━━━━━ ENTRIES SHOWN ━━━━━

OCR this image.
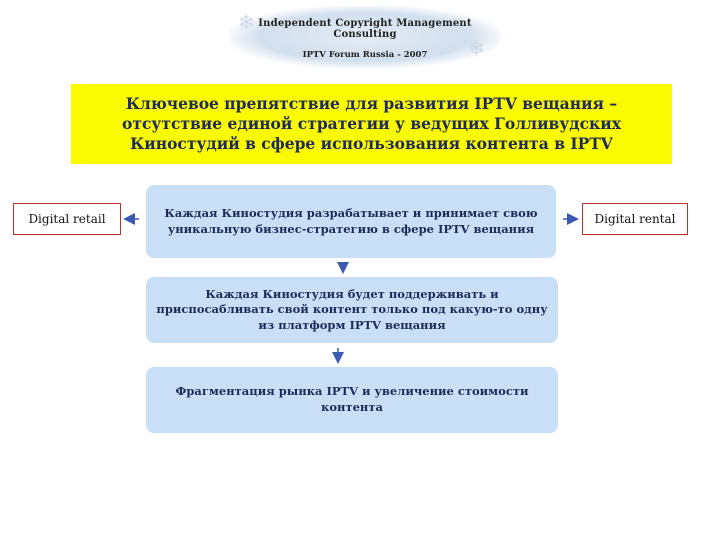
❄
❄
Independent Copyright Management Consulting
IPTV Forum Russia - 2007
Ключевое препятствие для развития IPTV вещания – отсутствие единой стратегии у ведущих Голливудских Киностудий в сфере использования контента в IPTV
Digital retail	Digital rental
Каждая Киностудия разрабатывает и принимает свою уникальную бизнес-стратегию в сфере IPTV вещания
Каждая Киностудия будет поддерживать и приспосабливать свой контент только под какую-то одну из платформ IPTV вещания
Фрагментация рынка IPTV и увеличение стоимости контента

━━━━━
━━━━━ ENTRIES SHOWN ━━━━━

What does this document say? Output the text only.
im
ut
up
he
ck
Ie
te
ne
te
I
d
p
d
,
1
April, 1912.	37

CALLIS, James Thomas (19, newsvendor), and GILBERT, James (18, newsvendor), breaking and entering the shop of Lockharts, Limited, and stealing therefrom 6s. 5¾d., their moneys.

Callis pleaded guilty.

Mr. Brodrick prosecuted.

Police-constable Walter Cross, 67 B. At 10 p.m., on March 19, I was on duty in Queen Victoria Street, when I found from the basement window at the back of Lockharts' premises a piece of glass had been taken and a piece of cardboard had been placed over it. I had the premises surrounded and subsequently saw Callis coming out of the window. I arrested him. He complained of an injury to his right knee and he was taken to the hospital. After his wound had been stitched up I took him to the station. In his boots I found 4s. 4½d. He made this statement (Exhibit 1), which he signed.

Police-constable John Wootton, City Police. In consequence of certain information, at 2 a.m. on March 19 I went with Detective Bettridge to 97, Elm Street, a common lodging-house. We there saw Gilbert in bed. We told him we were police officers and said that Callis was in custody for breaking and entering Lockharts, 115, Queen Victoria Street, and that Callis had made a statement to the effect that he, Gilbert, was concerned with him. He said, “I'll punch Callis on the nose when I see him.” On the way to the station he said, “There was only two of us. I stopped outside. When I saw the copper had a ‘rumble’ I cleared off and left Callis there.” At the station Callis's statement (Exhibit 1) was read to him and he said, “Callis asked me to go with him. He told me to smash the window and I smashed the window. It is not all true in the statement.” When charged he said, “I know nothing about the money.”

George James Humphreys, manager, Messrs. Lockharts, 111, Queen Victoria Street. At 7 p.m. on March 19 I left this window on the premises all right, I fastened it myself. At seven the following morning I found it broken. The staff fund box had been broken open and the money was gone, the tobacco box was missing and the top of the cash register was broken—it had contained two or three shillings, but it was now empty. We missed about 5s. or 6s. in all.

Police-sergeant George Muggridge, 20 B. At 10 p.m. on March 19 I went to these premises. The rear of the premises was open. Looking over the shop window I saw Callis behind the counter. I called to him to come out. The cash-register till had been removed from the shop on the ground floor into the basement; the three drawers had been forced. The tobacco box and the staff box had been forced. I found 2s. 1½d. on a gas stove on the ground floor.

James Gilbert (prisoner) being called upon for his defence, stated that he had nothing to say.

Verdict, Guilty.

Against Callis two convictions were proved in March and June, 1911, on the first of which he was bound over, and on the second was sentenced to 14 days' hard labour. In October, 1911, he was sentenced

━━━━━
━━━━━ ENTRIES SHOWN ━━━━━

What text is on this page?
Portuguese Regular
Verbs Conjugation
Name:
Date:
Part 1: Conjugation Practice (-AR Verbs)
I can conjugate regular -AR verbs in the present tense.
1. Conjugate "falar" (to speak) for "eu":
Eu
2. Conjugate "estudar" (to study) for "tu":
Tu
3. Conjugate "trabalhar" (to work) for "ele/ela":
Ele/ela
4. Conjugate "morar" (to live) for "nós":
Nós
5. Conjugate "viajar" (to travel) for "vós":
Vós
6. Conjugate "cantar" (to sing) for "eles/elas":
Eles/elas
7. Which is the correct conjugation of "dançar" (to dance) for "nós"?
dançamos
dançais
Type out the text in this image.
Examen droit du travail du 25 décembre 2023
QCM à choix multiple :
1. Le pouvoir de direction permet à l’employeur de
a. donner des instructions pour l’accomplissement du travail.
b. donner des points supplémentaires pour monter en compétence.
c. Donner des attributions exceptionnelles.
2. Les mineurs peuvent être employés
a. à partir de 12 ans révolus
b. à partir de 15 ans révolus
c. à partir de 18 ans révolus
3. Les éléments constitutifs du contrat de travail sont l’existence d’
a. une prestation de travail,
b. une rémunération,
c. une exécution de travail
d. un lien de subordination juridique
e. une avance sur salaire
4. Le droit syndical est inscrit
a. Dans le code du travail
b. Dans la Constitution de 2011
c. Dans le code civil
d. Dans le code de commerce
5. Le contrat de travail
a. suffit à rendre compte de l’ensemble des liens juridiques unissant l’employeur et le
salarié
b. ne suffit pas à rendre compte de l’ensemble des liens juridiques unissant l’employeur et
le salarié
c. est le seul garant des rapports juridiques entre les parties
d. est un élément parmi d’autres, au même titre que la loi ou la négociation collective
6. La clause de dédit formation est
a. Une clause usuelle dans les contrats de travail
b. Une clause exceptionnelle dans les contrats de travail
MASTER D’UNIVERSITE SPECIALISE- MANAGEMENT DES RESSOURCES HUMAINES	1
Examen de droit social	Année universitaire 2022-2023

━━━━━

WHAT YOU WILL DO
Lines containing the string "shop" should be counted; reply with their number and nothing more.

COMPLETE OUTPUT
2